The problem:
Go through the entries below and retype them exactly, omitting each picture.

Extracted information:

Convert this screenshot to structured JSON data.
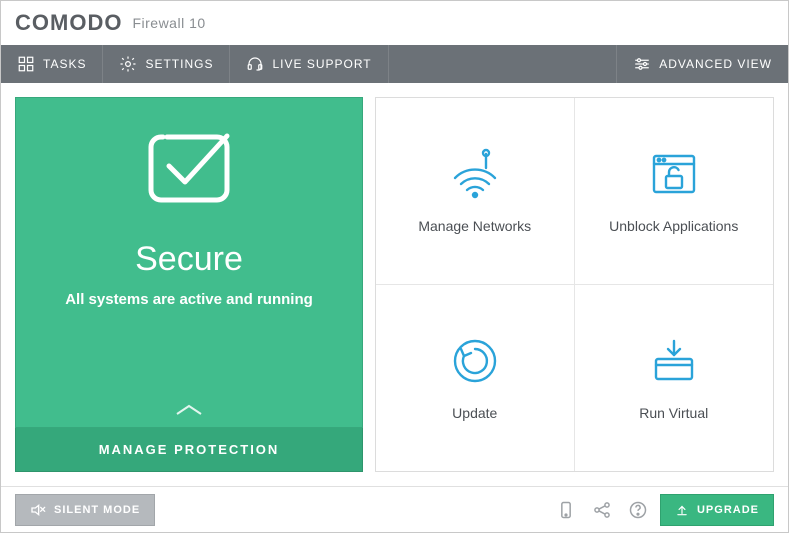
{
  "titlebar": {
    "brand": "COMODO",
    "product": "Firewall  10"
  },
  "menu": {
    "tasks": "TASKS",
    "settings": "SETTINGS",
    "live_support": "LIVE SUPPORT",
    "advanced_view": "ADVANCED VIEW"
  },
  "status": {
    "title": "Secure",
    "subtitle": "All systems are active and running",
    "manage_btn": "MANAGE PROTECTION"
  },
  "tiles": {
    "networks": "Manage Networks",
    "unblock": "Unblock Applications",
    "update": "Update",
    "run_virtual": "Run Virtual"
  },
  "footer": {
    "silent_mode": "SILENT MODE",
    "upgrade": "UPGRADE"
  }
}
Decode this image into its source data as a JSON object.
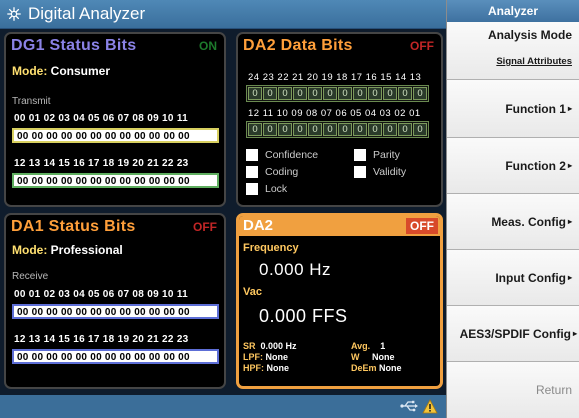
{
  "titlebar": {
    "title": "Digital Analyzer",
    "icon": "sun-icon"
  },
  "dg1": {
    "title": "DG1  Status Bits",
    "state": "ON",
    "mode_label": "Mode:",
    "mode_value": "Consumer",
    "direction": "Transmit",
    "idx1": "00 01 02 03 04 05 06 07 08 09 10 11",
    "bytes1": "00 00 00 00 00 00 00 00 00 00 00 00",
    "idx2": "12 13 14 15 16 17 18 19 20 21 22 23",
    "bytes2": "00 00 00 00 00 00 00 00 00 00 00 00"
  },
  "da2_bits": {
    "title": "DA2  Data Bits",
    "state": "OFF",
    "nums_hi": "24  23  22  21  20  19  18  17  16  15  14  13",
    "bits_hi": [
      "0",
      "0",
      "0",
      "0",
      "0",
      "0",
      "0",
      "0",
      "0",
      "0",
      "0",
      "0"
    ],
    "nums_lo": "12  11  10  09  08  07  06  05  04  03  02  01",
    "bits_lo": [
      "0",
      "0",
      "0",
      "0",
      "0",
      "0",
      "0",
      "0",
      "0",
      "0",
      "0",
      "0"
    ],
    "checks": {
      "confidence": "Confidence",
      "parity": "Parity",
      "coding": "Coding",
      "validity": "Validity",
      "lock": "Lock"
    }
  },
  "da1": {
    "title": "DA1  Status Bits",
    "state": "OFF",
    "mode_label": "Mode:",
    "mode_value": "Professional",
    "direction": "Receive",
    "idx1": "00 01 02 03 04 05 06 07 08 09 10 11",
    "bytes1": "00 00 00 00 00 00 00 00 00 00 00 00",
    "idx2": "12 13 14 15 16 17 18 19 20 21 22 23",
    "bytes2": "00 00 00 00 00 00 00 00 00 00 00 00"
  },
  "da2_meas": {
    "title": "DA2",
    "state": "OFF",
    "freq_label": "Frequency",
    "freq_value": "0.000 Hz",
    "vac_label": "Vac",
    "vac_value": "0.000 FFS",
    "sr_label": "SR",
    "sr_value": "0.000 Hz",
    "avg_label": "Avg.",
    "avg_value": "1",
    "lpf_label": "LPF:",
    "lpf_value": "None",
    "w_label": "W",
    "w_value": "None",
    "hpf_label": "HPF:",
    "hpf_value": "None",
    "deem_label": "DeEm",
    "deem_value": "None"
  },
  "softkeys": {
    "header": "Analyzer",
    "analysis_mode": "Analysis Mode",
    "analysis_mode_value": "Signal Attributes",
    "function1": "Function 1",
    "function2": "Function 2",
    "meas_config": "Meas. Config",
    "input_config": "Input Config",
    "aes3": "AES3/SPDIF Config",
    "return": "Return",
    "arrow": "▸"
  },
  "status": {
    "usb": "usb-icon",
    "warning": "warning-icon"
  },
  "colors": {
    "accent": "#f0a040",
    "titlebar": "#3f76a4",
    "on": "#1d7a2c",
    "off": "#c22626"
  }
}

Exercise solution:
Convert this screenshot to structured JSON data.
{
  "titlebar": {
    "brand": "COMODO",
    "product": "Firewall  10"
  },
  "menu": {
    "tasks": "TASKS",
    "settings": "SETTINGS",
    "live_support": "LIVE SUPPORT",
    "advanced_view": "ADVANCED VIEW"
  },
  "status": {
    "title": "Secure",
    "subtitle": "All systems are active and running",
    "manage_btn": "MANAGE PROTECTION"
  },
  "tiles": {
    "networks": "Manage Networks",
    "unblock": "Unblock Applications",
    "update": "Update",
    "run_virtual": "Run Virtual"
  },
  "footer": {
    "silent_mode": "SILENT MODE",
    "upgrade": "UPGRADE"
  }
}
Decode this image into its source data as a JSON object.
{
  "titlebar": {
    "title": "Digital Analyzer",
    "icon": "sun-icon"
  },
  "dg1": {
    "title": "DG1  Status Bits",
    "state": "ON",
    "mode_label": "Mode:",
    "mode_value": "Consumer",
    "direction": "Transmit",
    "idx1": "00 01 02 03 04 05 06 07 08 09 10 11",
    "bytes1": "00 00 00 00 00 00 00 00 00 00 00 00",
    "idx2": "12 13 14 15 16 17 18 19 20 21 22 23",
    "bytes2": "00 00 00 00 00 00 00 00 00 00 00 00"
  },
  "da2_bits": {
    "title": "DA2  Data Bits",
    "state": "OFF",
    "nums_hi": "24  23  22  21  20  19  18  17  16  15  14  13",
    "bits_hi": [
      "0",
      "0",
      "0",
      "0",
      "0",
      "0",
      "0",
      "0",
      "0",
      "0",
      "0",
      "0"
    ],
    "nums_lo": "12  11  10  09  08  07  06  05  04  03  02  01",
    "bits_lo": [
      "0",
      "0",
      "0",
      "0",
      "0",
      "0",
      "0",
      "0",
      "0",
      "0",
      "0",
      "0"
    ],
    "checks": {
      "confidence": "Confidence",
      "parity": "Parity",
      "coding": "Coding",
      "validity": "Validity",
      "lock": "Lock"
    }
  },
  "da1": {
    "title": "DA1  Status Bits",
    "state": "OFF",
    "mode_label": "Mode:",
    "mode_value": "Professional",
    "direction": "Receive",
    "idx1": "00 01 02 03 04 05 06 07 08 09 10 11",
    "bytes1": "00 00 00 00 00 00 00 00 00 00 00 00",
    "idx2": "12 13 14 15 16 17 18 19 20 21 22 23",
    "bytes2": "00 00 00 00 00 00 00 00 00 00 00 00"
  },
  "da2_meas": {
    "title": "DA2",
    "state": "OFF",
    "freq_label": "Frequency",
    "freq_value": "0.000 Hz",
    "vac_label": "Vac",
    "vac_value": "0.000 FFS",
    "sr_label": "SR",
    "sr_value": "0.000 Hz",
    "avg_label": "Avg.",
    "avg_value": "1",
    "lpf_label": "LPF:",
    "lpf_value": "None",
    "w_label": "W",
    "w_value": "None",
    "hpf_label": "HPF:",
    "hpf_value": "None",
    "deem_label": "DeEm",
    "deem_value": "None"
  },
  "softkeys": {
    "header": "Analyzer",
    "analysis_mode": "Analysis Mode",
    "analysis_mode_value": "Signal Attributes",
    "function1": "Function 1",
    "function2": "Function 2",
    "meas_config": "Meas. Config",
    "input_config": "Input Config",
    "aes3": "AES3/SPDIF Config",
    "return": "Return",
    "arrow": "▸"
  },
  "status": {
    "usb": "usb-icon",
    "warning": "warning-icon"
  },
  "colors": {
    "accent": "#f0a040",
    "titlebar": "#3f76a4",
    "on": "#1d7a2c",
    "off": "#c22626"
  }
}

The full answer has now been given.